■ WHAT YOU HAVE TO DO: Edit the stretch from the start of the entries through the line containing "x-axis-label: r ( km ): [324, 400, 388, 420]" by putting "Dash-dotted" in place of "Dotdashed", with nothing else changed. Give only those lines.

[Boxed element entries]
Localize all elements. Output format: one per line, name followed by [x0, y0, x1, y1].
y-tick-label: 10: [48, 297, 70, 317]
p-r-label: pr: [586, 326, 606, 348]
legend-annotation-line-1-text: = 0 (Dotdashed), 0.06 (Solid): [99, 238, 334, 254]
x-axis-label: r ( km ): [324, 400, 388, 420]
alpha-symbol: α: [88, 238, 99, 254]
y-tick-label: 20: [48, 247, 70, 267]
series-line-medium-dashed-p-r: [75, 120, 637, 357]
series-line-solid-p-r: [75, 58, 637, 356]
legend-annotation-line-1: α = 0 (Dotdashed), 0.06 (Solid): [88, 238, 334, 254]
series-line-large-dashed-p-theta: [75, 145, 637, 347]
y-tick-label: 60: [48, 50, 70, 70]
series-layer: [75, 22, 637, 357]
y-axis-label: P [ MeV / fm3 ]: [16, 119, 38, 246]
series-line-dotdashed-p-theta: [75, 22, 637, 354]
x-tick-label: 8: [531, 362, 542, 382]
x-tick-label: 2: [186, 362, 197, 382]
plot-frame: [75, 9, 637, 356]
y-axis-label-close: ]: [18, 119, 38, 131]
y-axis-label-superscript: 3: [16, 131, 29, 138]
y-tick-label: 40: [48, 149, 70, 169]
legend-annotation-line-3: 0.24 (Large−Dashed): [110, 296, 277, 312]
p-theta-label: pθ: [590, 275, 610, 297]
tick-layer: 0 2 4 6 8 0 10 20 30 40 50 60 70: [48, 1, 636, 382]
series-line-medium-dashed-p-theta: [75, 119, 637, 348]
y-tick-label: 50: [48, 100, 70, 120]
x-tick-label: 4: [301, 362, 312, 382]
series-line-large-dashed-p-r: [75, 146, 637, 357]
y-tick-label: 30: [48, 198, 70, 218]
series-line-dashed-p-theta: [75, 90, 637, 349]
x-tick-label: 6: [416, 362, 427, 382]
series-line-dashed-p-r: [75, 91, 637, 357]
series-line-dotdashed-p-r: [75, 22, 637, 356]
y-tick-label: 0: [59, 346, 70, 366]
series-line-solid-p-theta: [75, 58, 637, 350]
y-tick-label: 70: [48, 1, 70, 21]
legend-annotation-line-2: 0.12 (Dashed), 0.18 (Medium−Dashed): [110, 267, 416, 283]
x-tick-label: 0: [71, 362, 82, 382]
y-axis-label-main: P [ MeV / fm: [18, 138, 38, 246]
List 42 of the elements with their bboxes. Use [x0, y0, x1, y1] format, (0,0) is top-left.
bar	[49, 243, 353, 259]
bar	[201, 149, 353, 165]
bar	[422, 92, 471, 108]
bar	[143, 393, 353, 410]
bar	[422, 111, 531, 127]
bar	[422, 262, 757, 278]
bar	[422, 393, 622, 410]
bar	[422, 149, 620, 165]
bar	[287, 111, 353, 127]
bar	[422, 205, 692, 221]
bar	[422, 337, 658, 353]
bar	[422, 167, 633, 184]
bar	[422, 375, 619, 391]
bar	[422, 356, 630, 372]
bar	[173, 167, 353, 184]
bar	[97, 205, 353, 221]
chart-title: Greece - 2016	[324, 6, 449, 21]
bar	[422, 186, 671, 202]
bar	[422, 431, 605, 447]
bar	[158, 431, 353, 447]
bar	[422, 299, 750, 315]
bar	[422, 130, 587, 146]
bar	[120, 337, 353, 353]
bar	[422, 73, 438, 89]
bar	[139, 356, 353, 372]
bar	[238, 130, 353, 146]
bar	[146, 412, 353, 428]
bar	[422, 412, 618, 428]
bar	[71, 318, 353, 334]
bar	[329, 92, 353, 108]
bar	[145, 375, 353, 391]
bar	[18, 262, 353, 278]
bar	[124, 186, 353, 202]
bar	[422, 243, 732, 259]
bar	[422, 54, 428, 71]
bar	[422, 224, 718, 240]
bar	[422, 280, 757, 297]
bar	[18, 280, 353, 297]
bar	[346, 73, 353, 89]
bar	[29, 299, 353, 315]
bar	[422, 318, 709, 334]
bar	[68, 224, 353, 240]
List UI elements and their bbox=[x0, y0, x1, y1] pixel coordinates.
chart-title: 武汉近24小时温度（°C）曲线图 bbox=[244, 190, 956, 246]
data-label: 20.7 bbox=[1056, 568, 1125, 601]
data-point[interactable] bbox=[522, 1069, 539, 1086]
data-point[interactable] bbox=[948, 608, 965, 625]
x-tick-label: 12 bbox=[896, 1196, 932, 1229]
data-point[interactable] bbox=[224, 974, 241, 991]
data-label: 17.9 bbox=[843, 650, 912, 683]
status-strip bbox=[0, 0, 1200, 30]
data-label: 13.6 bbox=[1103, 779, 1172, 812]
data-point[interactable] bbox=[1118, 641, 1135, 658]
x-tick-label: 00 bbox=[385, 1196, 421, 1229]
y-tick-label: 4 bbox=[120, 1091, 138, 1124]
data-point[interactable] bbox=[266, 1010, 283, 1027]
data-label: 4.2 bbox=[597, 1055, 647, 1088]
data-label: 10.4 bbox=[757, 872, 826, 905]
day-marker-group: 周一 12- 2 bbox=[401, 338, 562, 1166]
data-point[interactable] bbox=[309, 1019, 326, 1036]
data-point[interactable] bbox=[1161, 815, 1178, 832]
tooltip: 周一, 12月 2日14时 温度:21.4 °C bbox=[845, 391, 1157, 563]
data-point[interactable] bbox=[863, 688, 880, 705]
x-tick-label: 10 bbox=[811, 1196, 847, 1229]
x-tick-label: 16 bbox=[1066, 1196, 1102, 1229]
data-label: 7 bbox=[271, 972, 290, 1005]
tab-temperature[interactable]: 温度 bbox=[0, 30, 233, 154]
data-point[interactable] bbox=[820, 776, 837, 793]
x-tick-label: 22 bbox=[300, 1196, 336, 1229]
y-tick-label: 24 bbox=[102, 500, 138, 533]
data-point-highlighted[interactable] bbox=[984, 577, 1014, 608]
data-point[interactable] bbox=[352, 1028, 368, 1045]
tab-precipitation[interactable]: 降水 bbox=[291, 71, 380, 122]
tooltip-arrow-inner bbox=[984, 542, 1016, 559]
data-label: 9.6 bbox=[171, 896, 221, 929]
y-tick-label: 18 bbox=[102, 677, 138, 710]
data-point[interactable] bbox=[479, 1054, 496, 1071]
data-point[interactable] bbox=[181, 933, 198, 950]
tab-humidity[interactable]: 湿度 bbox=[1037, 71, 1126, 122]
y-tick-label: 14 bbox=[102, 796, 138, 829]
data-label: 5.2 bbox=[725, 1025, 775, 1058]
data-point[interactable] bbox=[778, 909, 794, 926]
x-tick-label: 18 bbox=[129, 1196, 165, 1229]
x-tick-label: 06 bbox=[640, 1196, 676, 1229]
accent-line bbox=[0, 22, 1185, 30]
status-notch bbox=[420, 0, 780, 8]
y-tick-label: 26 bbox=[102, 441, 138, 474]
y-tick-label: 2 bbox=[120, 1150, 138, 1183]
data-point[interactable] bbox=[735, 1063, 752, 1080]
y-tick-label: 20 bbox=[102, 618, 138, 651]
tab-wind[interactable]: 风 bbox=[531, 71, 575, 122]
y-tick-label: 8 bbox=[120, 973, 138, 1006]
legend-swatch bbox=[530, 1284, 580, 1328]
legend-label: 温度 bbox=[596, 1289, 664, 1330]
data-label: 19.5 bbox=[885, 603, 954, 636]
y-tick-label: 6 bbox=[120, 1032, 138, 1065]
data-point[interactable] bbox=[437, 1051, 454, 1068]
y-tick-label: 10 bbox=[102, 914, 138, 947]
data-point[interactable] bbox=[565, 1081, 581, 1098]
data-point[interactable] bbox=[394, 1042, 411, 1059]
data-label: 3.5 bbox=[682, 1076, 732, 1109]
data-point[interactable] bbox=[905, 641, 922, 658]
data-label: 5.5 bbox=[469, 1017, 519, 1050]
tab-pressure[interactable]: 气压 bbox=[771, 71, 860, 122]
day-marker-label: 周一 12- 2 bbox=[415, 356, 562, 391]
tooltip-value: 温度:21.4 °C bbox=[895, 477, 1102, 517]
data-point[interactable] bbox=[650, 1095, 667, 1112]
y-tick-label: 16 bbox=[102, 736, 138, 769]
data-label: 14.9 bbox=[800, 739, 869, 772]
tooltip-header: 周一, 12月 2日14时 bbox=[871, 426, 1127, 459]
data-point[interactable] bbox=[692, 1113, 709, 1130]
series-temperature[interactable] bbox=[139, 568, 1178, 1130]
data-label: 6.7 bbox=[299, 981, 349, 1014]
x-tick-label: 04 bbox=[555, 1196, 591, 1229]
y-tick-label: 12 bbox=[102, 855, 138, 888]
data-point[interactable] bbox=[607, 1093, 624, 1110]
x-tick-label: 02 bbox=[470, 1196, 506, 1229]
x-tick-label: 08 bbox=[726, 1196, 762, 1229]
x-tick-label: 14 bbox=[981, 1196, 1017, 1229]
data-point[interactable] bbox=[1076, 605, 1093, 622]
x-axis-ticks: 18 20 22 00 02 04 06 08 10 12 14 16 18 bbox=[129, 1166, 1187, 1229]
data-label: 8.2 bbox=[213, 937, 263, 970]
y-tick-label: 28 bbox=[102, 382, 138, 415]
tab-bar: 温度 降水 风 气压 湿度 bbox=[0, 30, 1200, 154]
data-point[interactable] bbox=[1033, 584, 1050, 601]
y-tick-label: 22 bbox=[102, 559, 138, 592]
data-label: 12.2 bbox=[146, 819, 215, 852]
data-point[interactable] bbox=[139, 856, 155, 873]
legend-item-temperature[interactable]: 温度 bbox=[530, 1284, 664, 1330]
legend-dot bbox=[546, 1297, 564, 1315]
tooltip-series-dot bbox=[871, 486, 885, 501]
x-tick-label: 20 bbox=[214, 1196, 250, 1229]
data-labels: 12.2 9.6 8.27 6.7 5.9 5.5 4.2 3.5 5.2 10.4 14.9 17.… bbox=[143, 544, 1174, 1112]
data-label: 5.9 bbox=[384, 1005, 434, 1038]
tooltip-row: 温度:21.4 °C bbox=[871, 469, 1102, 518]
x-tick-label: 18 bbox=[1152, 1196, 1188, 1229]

■ FULL OUTPUT:
Localize all elements. Output format: one per line, name followed by [x0, y0, x1, y1].
y-tick-label: 10: [48, 297, 70, 317]
p-r-label: pr: [586, 326, 606, 348]
legend-annotation-line-1-text: = 0 (Dash-dotted), 0.06 (Solid): [99, 238, 334, 254]
x-axis-label: r ( km ): [324, 400, 388, 420]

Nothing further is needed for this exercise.